[Start of Reading text]

Actions are broken after modifying
Anytime someone modifies
.taskcluster.yml, the hooks need to be
re-generated since they depend on the hash of this file.
Action tasks will fail to run. Sheriffs will likely be the first to notice this and will close the trees due to retriggers and backfills not working.
ci-admin. The easiest way is to land a change to the ci-configuration
repo, though it can also be done manually (see CI-Admin). Upon
deployment complete in Jenkins (see #releng-notifications), actions will be working
We wanted to avoid action hooks having an intermediary task, a la:
hook -> intermediary task clones repo, triggers hook task through .taskcluster.yml -> hook task runs the desired action
Instead, we went with:
hash-named hook with .taskcluster.yml baked in -> hook task runs the desired action
This means that whenever .taskcluster.yml changes, we need to rebuild the hooks.
Missing Scopes after Branch Rename#
Some repos have specific scopes associated with a named branch, so e.g if we’re
master -> main, there may be failures.
Tasks start failing due to scopes errors.
Scan the ci-configuration repo for your project and see if we were granting any special scopes to the old branch. If so, update the name to the new branch and land.
Missing Mercurial features when Cloning the Repo#
After updating the version of Mercurial used on newer branches, tasks on older branches might start failing with errors like:
abort: repository requires features unknown to this Mercurial: revlog-compression-zstd!
This happens because repos cloned via newer versions of Mercurial are often incompatible with older versions of Mercurial. Since workers have a shared checkout cache between tasks, if a worker first claims a task on e.g, mozilla-central, clones the repo, and then claims a task on mozilla-release, the latter task might fail if it is using an older Mercurial.

[End of Reading text]
[Start of Records supplied]

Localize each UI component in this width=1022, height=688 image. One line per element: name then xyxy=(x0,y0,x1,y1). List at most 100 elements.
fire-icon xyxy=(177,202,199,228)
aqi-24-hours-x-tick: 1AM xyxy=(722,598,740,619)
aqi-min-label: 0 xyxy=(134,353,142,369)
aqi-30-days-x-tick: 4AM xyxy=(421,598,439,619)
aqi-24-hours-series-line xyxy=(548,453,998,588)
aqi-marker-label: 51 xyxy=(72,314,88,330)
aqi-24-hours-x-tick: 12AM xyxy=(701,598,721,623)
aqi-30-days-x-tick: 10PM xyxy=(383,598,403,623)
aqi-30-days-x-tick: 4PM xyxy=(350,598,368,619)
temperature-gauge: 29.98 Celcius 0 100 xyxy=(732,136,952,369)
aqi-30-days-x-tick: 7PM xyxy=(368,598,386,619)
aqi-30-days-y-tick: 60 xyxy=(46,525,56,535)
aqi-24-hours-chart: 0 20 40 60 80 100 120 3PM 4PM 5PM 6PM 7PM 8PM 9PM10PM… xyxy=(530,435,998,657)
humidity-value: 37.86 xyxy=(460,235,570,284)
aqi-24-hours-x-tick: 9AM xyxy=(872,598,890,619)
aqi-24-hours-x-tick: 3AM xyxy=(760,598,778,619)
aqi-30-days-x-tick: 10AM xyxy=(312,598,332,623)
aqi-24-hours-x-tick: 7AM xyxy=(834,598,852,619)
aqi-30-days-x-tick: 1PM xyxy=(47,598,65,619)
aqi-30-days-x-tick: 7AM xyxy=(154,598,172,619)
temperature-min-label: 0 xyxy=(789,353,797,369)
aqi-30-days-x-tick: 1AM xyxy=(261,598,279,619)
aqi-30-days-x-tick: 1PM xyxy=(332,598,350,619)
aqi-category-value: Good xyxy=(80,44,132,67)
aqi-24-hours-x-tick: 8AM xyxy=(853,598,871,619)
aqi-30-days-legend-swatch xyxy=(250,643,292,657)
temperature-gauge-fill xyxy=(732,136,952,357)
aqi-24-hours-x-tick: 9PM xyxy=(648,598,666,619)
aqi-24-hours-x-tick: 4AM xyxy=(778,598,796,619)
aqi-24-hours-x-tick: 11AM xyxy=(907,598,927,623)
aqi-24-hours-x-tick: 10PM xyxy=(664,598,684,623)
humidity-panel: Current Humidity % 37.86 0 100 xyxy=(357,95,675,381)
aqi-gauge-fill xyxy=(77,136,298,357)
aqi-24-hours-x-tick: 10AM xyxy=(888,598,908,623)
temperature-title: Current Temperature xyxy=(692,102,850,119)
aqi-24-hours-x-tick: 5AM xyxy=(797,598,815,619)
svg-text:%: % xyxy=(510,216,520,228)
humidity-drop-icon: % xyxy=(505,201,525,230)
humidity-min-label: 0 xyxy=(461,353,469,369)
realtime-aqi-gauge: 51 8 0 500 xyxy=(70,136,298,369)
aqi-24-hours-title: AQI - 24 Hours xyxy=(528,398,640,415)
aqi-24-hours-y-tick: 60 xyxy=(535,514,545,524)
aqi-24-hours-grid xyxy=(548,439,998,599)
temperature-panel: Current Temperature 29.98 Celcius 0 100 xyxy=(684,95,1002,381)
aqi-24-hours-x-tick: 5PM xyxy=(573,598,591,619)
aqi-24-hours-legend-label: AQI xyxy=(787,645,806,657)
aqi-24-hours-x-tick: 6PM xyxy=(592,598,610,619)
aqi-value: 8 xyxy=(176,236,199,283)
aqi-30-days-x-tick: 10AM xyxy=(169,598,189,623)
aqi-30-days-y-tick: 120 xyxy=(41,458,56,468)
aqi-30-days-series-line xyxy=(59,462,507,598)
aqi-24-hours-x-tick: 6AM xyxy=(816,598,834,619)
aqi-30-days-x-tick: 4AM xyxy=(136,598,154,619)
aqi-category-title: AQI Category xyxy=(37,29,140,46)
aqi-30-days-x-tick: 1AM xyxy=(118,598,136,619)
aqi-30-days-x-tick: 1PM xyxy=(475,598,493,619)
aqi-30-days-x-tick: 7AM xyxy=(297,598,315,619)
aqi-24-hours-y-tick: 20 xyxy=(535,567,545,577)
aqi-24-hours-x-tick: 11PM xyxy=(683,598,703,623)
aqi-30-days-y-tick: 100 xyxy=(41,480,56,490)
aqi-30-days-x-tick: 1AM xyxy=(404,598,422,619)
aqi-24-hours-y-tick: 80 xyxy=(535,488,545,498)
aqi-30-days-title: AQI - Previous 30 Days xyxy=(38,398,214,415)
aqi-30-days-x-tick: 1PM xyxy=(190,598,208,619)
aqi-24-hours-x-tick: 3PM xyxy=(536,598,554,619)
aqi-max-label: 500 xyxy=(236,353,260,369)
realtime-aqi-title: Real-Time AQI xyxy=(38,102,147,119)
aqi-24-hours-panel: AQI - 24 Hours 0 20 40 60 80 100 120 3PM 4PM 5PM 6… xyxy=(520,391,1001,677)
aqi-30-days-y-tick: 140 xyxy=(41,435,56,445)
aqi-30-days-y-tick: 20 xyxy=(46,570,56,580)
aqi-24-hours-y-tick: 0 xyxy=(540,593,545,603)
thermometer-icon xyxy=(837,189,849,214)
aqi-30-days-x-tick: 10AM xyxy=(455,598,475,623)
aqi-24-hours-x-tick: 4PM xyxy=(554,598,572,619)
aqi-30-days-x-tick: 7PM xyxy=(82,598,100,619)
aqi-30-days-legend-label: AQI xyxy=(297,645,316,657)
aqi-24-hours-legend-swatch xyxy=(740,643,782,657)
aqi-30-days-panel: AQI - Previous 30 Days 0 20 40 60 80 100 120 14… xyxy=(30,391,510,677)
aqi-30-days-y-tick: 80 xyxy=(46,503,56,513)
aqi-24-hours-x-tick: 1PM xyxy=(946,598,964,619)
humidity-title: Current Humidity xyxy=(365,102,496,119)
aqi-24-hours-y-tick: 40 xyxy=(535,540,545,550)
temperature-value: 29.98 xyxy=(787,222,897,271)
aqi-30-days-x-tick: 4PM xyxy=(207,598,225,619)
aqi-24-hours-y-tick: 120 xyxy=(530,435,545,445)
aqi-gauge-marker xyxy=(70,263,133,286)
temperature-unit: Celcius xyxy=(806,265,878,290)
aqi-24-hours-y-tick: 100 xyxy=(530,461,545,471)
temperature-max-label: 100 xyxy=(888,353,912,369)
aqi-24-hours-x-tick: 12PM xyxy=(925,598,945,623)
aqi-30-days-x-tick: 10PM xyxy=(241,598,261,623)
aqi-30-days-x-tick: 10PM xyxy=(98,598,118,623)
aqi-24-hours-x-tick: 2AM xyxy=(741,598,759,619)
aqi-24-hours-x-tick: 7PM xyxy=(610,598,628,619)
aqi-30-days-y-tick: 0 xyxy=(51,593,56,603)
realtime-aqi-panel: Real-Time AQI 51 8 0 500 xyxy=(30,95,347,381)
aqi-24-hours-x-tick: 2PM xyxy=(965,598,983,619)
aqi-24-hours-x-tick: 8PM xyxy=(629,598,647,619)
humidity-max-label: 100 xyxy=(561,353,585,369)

[End of Records supplied]

__Tasks to complete__:
1 > From the CI troubleshooting text, copy the passage between "This happens because" and "an older Mercurial.", inclusive.
2 > Summarize the CI troubleshooting text in three sentences.
3 > According to the CI troubleshooting text, what do workers share between tasks?
The records have no connection to the text.

__Final answers__:
1 >
This happens because repos cloned via newer versions of Mercurial are often incompatible with older versions of Mercurial. Since workers have a shared checkout cache between tasks, if a worker first claims a task on e.g, mozilla-central, clones the repo, and then claims a task on mozilla-release, the latter task might fail if it is using an older Mercurial.

2 > Whenever .taskcluster.yml is modified, the action hooks must be regenerated because they depend on the file's hash; otherwise, action tasks fail to run. After a branch rename, tasks may fail with scopes errors, which are resolved by checking the ci-configuration repo for scopes granted to the old branch and updating the name to the new one. Repos cloned with newer versions of Mercurial are often incompatible with older versions, and because workers share a checkout cache between tasks, tasks on older branches may fail.

3 > A checkout cache.